* Task brief
Please output the lines shown below exactly as they appear.

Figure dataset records
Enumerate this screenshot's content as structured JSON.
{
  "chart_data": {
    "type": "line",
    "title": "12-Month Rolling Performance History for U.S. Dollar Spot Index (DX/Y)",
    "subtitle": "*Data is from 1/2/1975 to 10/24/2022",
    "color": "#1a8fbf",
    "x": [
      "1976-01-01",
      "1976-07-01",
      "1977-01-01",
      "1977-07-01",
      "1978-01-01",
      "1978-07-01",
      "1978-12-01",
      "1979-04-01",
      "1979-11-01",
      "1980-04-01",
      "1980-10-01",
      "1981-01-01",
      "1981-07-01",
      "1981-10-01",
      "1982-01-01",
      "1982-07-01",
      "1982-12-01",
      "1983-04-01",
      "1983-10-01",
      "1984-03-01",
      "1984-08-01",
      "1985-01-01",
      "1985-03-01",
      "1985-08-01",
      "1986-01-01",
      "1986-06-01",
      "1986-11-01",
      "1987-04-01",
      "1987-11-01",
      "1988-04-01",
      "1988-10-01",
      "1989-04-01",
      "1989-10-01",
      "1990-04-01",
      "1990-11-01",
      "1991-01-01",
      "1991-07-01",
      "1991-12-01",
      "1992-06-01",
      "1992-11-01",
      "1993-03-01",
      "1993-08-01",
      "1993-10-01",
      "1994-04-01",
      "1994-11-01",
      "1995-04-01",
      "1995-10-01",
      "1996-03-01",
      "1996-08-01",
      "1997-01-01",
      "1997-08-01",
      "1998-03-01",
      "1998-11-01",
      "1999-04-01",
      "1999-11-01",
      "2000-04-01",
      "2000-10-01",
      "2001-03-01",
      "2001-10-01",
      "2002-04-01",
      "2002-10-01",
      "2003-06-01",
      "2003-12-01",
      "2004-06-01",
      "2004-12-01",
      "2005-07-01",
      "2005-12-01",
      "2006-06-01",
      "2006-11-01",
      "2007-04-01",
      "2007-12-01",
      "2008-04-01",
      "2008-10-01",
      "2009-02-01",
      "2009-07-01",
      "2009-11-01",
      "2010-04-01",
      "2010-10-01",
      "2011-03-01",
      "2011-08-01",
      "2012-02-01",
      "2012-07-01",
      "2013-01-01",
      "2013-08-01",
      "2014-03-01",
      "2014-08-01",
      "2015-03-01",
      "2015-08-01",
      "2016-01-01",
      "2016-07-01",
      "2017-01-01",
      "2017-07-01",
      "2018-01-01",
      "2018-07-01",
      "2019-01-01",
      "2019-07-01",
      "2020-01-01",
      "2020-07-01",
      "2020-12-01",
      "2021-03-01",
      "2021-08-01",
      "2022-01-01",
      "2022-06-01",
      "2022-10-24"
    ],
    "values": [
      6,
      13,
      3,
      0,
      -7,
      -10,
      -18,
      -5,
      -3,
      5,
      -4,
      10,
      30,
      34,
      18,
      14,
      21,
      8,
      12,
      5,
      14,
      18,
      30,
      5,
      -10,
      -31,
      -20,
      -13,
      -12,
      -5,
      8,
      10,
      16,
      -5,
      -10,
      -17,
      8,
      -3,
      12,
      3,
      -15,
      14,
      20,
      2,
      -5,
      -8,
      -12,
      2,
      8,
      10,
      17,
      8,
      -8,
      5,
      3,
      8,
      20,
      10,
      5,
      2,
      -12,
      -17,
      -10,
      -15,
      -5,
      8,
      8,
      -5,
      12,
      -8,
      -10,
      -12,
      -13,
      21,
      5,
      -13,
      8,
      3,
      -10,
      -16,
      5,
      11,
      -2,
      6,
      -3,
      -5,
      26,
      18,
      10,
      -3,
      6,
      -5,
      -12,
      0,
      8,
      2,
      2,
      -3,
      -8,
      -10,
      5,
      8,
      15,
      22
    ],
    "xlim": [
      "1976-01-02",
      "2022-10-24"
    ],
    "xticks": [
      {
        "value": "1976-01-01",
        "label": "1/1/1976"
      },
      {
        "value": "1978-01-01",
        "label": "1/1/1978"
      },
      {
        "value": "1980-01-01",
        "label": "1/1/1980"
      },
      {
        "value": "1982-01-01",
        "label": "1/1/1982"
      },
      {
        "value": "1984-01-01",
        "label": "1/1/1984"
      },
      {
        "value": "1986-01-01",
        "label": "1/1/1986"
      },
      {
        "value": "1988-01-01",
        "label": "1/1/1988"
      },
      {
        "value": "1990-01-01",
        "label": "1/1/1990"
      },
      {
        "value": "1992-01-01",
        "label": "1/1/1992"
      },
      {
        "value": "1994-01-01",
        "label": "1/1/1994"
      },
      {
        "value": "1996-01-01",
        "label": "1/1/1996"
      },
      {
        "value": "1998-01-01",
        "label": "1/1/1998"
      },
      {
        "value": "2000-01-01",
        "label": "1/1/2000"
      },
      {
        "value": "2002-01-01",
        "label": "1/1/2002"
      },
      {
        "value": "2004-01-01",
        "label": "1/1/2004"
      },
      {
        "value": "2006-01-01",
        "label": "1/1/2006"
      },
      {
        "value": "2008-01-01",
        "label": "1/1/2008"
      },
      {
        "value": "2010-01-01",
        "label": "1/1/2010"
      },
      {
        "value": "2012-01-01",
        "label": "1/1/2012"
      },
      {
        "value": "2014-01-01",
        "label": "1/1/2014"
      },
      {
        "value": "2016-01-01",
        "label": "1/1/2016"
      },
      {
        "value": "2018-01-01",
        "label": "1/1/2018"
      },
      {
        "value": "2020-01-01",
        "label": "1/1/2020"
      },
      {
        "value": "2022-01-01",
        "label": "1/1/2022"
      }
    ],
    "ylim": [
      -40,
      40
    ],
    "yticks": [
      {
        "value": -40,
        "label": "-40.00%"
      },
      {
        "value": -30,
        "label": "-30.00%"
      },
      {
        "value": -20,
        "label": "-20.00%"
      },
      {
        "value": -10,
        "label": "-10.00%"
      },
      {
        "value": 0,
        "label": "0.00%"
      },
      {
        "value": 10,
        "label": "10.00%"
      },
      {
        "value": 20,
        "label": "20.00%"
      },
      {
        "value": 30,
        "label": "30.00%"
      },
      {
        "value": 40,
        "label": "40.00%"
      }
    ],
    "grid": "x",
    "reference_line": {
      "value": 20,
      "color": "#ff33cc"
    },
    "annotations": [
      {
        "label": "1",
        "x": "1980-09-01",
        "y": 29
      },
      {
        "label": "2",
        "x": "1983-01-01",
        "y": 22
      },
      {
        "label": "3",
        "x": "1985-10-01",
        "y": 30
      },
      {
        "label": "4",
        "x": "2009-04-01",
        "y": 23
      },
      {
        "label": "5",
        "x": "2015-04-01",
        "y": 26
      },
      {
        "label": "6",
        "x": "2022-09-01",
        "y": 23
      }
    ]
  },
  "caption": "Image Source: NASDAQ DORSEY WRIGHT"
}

* Reply
Enumerate this screenshot's content as structured JSON.
{
  "chart_data": {
    "type": "line",
    "title": "12-Month Rolling Performance History for U.S. Dollar Spot Index (DX/Y)",
    "subtitle": "*Data is from 1/2/1975 to 10/24/2022",
    "color": "#1a8fbf",
    "x": [
      "1976-01-01",
      "1976-07-01",
      "1977-01-01",
      "1977-07-01",
      "1978-01-01",
      "1978-07-01",
      "1978-12-01",
      "1979-04-01",
      "1979-11-01",
      "1980-04-01",
      "1980-10-01",
      "1981-01-01",
      "1981-07-01",
      "1981-10-01",
      "1982-01-01",
      "1982-07-01",
      "1982-12-01",
      "1983-04-01",
      "1983-10-01",
      "1984-03-01",
      "1984-08-01",
      "1985-01-01",
      "1985-03-01",
      "1985-08-01",
      "1986-01-01",
      "1986-06-01",
      "1986-11-01",
      "1987-04-01",
      "1987-11-01",
      "1988-04-01",
      "1988-10-01",
      "1989-04-01",
      "1989-10-01",
      "1990-04-01",
      "1990-11-01",
      "1991-01-01",
      "1991-07-01",
      "1991-12-01",
      "1992-06-01",
      "1992-11-01",
      "1993-03-01",
      "1993-08-01",
      "1993-10-01",
      "1994-04-01",
      "1994-11-01",
      "1995-04-01",
      "1995-10-01",
      "1996-03-01",
      "1996-08-01",
      "1997-01-01",
      "1997-08-01",
      "1998-03-01",
      "1998-11-01",
      "1999-04-01",
      "1999-11-01",
      "2000-04-01",
      "2000-10-01",
      "2001-03-01",
      "2001-10-01",
      "2002-04-01",
      "2002-10-01",
      "2003-06-01",
      "2003-12-01",
      "2004-06-01",
      "2004-12-01",
      "2005-07-01",
      "2005-12-01",
      "2006-06-01",
      "2006-11-01",
      "2007-04-01",
      "2007-12-01",
      "2008-04-01",
      "2008-10-01",
      "2009-02-01",
      "2009-07-01",
      "2009-11-01",
      "2010-04-01",
      "2010-10-01",
      "2011-03-01",
      "2011-08-01",
      "2012-02-01",
      "2012-07-01",
      "2013-01-01",
      "2013-08-01",
      "2014-03-01",
      "2014-08-01",
      "2015-03-01",
      "2015-08-01",
      "2016-01-01",
      "2016-07-01",
      "2017-01-01",
      "2017-07-01",
      "2018-01-01",
      "2018-07-01",
      "2019-01-01",
      "2019-07-01",
      "2020-01-01",
      "2020-07-01",
      "2020-12-01",
      "2021-03-01",
      "2021-08-01",
      "2022-01-01",
      "2022-06-01",
      "2022-10-24"
    ],
    "values": [
      6,
      13,
      3,
      0,
      -7,
      -10,
      -18,
      -5,
      -3,
      5,
      -4,
      10,
      30,
      34,
      18,
      14,
      21,
      8,
      12,
      5,
      14,
      18,
      30,
      5,
      -10,
      -31,
      -20,
      -13,
      -12,
      -5,
      8,
      10,
      16,
      -5,
      -10,
      -17,
      8,
      -3,
      12,
      3,
      -15,
      14,
      20,
      2,
      -5,
      -8,
      -12,
      2,
      8,
      10,
      17,
      8,
      -8,
      5,
      3,
      8,
      20,
      10,
      5,
      2,
      -12,
      -17,
      -10,
      -15,
      -5,
      8,
      8,
      -5,
      12,
      -8,
      -10,
      -12,
      -13,
      21,
      5,
      -13,
      8,
      3,
      -10,
      -16,
      5,
      11,
      -2,
      6,
      -3,
      -5,
      26,
      18,
      10,
      -3,
      6,
      -5,
      -12,
      0,
      8,
      2,
      2,
      -3,
      -8,
      -10,
      5,
      8,
      15,
      22
    ],
    "xlim": [
      "1976-01-02",
      "2022-10-24"
    ],
    "xticks": [
      {
        "value": "1976-01-01",
        "label": "1/1/1976"
      },
      {
        "value": "1978-01-01",
        "label": "1/1/1978"
      },
      {
        "value": "1980-01-01",
        "label": "1/1/1980"
      },
      {
        "value": "1982-01-01",
        "label": "1/1/1982"
      },
      {
        "value": "1984-01-01",
        "label": "1/1/1984"
      },
      {
        "value": "1986-01-01",
        "label": "1/1/1986"
      },
      {
        "value": "1988-01-01",
        "label": "1/1/1988"
      },
      {
        "value": "1990-01-01",
        "label": "1/1/1990"
      },
      {
        "value": "1992-01-01",
        "label": "1/1/1992"
      },
      {
        "value": "1994-01-01",
        "label": "1/1/1994"
      },
      {
        "value": "1996-01-01",
        "label": "1/1/1996"
      },
      {
        "value": "1998-01-01",
        "label": "1/1/1998"
      },
      {
        "value": "2000-01-01",
        "label": "1/1/2000"
      },
      {
        "value": "2002-01-01",
        "label": "1/1/2002"
      },
      {
        "value": "2004-01-01",
        "label": "1/1/2004"
      },
      {
        "value": "2006-01-01",
        "label": "1/1/2006"
      },
      {
        "value": "2008-01-01",
        "label": "1/1/2008"
      },
      {
        "value": "2010-01-01",
        "label": "1/1/2010"
      },
      {
        "value": "2012-01-01",
        "label": "1/1/2012"
      },
      {
        "value": "2014-01-01",
        "label": "1/1/2014"
      },
      {
        "value": "2016-01-01",
        "label": "1/1/2016"
      },
      {
        "value": "2018-01-01",
        "label": "1/1/2018"
      },
      {
        "value": "2020-01-01",
        "label": "1/1/2020"
      },
      {
        "value": "2022-01-01",
        "label": "1/1/2022"
      }
    ],
    "ylim": [
      -40,
      40
    ],
    "yticks": [
      {
        "value": -40,
        "label": "-40.00%"
      },
      {
        "value": -30,
        "label": "-30.00%"
      },
      {
        "value": -20,
        "label": "-20.00%"
      },
      {
        "value": -10,
        "label": "-10.00%"
      },
      {
        "value": 0,
        "label": "0.00%"
      },
      {
        "value": 10,
        "label": "10.00%"
      },
      {
        "value": 20,
        "label": "20.00%"
      },
      {
        "value": 30,
        "label": "30.00%"
      },
      {
        "value": 40,
        "label": "40.00%"
      }
    ],
    "grid": "x",
    "reference_line": {
      "value": 20,
      "color": "#ff33cc"
    },
    "annotations": [
      {
        "label": "1",
        "x": "1980-09-01",
        "y": 29
      },
      {
        "label": "2",
        "x": "1983-01-01",
        "y": 22
      },
      {
        "label": "3",
        "x": "1985-10-01",
        "y": 30
      },
      {
        "label": "4",
        "x": "2009-04-01",
        "y": 23
      },
      {
        "label": "5",
        "x": "2015-04-01",
        "y": 26
      },
      {
        "label": "6",
        "x": "2022-09-01",
        "y": 23
      }
    ]
  },
  "caption": "Image Source: NASDAQ DORSEY WRIGHT"
}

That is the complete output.